WHAT IS NEEDED: Search the entries for the word "object" and pull out each line that has it.

═══ EXERCISE MATERIALS

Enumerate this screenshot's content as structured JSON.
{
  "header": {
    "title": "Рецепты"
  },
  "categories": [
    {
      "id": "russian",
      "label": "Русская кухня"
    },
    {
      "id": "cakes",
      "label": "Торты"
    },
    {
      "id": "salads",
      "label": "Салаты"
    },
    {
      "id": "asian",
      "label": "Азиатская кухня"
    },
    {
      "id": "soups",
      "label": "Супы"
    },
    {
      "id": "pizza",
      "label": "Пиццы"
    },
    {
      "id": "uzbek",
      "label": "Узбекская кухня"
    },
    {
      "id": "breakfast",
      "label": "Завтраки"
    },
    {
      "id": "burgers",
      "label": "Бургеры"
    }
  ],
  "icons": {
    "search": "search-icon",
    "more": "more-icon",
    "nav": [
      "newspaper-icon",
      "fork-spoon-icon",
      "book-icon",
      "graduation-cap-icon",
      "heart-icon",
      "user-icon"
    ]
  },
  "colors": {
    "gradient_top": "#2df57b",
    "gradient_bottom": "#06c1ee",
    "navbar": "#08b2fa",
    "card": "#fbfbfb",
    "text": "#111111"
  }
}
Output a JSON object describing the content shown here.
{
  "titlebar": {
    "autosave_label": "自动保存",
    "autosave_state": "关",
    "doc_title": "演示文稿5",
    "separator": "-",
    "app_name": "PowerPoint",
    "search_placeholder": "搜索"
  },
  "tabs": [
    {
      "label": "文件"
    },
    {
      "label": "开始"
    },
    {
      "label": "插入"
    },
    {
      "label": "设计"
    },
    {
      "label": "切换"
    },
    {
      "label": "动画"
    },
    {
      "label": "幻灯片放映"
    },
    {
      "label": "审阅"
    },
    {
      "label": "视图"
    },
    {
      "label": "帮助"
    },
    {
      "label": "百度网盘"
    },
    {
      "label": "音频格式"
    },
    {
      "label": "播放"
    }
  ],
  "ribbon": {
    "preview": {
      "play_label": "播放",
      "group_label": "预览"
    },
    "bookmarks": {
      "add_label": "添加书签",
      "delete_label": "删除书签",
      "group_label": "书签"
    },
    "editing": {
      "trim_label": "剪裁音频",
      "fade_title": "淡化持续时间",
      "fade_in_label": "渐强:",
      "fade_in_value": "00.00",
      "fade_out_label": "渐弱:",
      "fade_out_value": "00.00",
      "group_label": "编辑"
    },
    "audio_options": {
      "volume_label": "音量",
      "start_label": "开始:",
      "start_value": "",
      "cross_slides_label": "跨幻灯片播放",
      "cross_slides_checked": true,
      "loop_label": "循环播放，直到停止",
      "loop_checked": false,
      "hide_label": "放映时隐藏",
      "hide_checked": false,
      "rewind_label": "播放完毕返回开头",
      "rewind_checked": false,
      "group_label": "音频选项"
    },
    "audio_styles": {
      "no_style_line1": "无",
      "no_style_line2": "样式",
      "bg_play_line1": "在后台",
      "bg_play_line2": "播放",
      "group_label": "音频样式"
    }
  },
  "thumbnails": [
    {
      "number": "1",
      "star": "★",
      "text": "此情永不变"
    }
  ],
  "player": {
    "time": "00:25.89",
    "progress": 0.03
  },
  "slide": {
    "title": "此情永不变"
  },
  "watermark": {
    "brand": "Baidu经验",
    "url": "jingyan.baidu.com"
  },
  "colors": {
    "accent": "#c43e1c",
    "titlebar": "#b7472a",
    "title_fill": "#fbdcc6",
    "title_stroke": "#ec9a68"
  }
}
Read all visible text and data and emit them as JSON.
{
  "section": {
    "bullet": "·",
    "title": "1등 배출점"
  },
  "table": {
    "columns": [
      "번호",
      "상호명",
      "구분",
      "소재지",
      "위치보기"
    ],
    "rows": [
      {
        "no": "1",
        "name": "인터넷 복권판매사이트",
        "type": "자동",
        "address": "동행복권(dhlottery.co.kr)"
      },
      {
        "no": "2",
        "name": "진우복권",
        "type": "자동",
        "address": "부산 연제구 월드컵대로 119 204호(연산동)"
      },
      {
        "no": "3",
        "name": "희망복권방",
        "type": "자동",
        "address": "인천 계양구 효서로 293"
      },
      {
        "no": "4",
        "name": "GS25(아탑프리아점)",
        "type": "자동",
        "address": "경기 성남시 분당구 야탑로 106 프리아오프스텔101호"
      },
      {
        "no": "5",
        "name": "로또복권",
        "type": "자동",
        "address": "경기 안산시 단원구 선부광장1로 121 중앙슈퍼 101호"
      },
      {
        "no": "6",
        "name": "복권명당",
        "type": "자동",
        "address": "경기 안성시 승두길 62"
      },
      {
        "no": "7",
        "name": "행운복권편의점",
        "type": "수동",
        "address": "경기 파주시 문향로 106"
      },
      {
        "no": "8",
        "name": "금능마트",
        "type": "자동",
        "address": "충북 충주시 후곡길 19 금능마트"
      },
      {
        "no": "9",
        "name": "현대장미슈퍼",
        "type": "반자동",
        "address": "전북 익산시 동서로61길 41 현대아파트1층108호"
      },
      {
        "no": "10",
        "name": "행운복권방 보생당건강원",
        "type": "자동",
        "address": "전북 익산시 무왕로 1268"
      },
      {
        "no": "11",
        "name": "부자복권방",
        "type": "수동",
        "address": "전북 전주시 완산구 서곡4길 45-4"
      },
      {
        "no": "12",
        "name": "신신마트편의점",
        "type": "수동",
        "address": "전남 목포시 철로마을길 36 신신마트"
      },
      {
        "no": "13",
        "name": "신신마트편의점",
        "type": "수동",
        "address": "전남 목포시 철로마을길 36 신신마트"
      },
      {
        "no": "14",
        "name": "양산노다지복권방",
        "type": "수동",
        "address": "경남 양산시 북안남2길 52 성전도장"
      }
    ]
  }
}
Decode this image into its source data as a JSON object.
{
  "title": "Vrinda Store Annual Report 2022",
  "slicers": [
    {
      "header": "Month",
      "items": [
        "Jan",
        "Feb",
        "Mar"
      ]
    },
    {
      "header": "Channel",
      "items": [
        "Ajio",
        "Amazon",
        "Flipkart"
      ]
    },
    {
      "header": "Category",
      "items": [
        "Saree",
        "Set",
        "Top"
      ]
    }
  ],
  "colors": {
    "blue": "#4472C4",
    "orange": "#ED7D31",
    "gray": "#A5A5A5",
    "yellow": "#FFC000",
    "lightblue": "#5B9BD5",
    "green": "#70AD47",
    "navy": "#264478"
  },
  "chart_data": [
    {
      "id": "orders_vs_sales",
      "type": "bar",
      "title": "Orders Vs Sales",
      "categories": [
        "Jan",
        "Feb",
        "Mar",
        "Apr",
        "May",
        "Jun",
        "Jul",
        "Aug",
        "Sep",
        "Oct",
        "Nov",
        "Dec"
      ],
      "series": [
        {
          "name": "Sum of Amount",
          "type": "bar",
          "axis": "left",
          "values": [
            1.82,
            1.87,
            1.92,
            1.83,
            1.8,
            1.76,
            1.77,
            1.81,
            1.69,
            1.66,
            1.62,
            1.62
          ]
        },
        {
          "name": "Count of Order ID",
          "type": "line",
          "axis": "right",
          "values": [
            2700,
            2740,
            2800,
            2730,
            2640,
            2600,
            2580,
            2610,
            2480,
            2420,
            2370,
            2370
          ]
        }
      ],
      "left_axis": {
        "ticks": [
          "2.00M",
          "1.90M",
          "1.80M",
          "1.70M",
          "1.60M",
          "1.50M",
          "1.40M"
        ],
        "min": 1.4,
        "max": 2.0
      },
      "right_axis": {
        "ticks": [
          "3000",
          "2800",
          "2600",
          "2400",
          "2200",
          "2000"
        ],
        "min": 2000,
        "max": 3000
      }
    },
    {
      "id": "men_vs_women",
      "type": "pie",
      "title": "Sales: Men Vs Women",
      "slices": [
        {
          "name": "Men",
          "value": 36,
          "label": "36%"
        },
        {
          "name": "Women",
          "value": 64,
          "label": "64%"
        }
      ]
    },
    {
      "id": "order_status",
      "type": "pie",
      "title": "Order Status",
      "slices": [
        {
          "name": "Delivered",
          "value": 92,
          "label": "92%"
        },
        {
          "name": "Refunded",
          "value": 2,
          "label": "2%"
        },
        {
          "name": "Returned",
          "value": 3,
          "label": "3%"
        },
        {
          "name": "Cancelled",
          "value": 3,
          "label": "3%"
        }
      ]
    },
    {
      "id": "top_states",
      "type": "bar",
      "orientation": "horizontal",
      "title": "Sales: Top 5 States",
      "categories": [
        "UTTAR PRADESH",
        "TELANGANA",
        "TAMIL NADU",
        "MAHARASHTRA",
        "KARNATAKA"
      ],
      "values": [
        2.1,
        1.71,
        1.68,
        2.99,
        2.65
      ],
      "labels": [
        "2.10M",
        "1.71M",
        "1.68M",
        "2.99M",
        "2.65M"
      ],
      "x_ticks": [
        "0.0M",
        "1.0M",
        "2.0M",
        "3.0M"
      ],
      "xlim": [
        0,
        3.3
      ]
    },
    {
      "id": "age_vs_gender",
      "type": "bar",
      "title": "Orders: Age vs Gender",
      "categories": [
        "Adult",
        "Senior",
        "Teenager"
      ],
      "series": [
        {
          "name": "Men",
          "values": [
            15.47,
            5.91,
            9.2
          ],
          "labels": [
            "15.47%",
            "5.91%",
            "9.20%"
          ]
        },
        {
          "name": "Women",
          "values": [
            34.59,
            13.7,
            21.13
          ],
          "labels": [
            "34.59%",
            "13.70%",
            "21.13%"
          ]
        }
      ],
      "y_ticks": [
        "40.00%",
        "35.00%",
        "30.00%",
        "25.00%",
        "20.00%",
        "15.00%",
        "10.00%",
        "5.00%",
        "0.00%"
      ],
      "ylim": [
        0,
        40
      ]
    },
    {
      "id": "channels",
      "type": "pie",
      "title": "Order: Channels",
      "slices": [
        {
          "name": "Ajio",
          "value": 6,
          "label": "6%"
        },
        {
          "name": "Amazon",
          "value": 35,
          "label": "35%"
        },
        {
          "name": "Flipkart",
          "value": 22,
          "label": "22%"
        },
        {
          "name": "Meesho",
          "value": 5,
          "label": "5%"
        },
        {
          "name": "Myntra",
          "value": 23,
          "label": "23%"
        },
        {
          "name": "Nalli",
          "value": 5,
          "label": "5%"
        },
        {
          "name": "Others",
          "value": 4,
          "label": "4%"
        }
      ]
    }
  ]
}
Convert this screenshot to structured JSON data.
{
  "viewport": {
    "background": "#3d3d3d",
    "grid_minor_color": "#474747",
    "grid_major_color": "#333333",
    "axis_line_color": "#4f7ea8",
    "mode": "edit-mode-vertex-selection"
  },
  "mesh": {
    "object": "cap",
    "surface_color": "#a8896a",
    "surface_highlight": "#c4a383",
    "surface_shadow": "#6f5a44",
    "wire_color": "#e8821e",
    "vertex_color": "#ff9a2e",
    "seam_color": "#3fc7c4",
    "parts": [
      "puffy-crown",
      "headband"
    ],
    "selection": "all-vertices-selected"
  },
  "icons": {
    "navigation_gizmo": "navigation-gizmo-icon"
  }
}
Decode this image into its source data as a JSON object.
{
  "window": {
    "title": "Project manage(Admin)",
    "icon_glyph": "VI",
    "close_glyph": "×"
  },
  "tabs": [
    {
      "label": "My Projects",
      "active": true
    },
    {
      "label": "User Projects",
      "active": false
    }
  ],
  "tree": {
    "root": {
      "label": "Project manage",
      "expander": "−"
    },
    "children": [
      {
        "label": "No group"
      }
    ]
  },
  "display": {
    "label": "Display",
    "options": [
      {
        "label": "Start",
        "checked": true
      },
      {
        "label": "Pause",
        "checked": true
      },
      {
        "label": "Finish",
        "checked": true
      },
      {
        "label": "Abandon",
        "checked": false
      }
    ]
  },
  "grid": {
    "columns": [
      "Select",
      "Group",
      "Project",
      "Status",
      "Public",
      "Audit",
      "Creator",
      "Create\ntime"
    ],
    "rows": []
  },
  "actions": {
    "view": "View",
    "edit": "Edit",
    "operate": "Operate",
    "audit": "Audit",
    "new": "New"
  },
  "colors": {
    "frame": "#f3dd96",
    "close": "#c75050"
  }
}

══════

ANSWER TO THIS PROBLEM:
Output a JSON object describing the content shown here.
Decode this image into its source data as a JSON object.
    "object": "cap",
Decode this image into its source data as a JSON object.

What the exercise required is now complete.